▸ TASK PROMPT
Check every line of the material below for the string "values", and return the ones that have it.

▸ RECORDED DATA
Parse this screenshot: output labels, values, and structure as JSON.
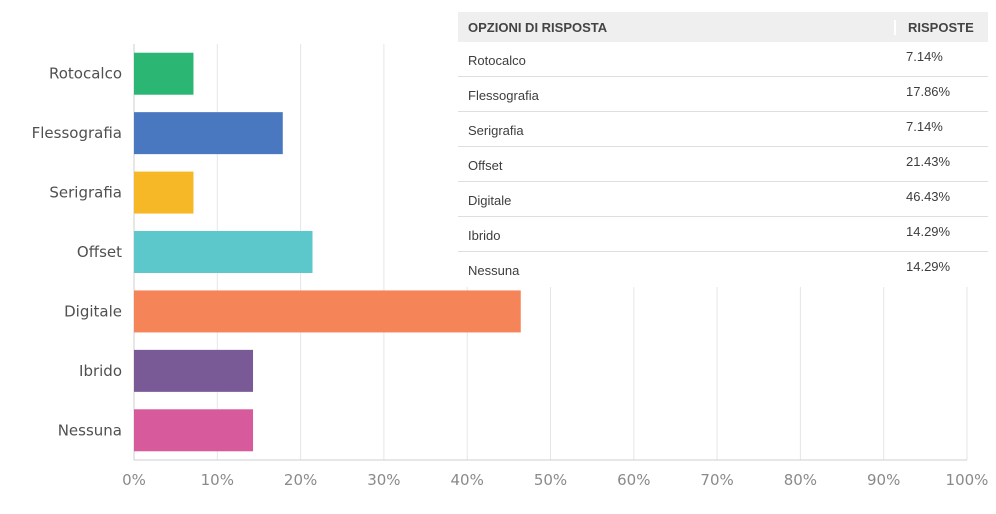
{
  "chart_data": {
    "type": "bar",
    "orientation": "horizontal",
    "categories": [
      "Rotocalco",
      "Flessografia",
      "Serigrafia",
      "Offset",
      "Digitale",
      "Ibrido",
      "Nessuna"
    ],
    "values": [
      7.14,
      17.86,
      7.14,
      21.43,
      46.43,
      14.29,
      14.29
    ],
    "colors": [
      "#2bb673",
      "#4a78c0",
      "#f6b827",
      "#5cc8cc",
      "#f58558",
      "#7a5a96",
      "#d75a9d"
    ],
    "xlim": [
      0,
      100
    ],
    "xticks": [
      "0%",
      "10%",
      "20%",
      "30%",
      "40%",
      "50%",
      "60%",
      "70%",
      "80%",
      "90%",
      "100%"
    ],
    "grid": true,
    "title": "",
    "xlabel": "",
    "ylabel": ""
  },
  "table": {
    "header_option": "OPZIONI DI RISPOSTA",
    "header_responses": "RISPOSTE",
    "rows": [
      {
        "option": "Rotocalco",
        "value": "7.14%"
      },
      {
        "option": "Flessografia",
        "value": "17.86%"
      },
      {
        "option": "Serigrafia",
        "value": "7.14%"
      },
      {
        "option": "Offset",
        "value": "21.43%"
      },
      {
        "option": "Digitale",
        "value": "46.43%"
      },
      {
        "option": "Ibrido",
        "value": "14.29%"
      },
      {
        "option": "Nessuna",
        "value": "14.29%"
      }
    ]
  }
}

▸ RESPONSE FOR THIS EXERCISE
Parse this screenshot: output labels, values, and structure as JSON.
    "values": [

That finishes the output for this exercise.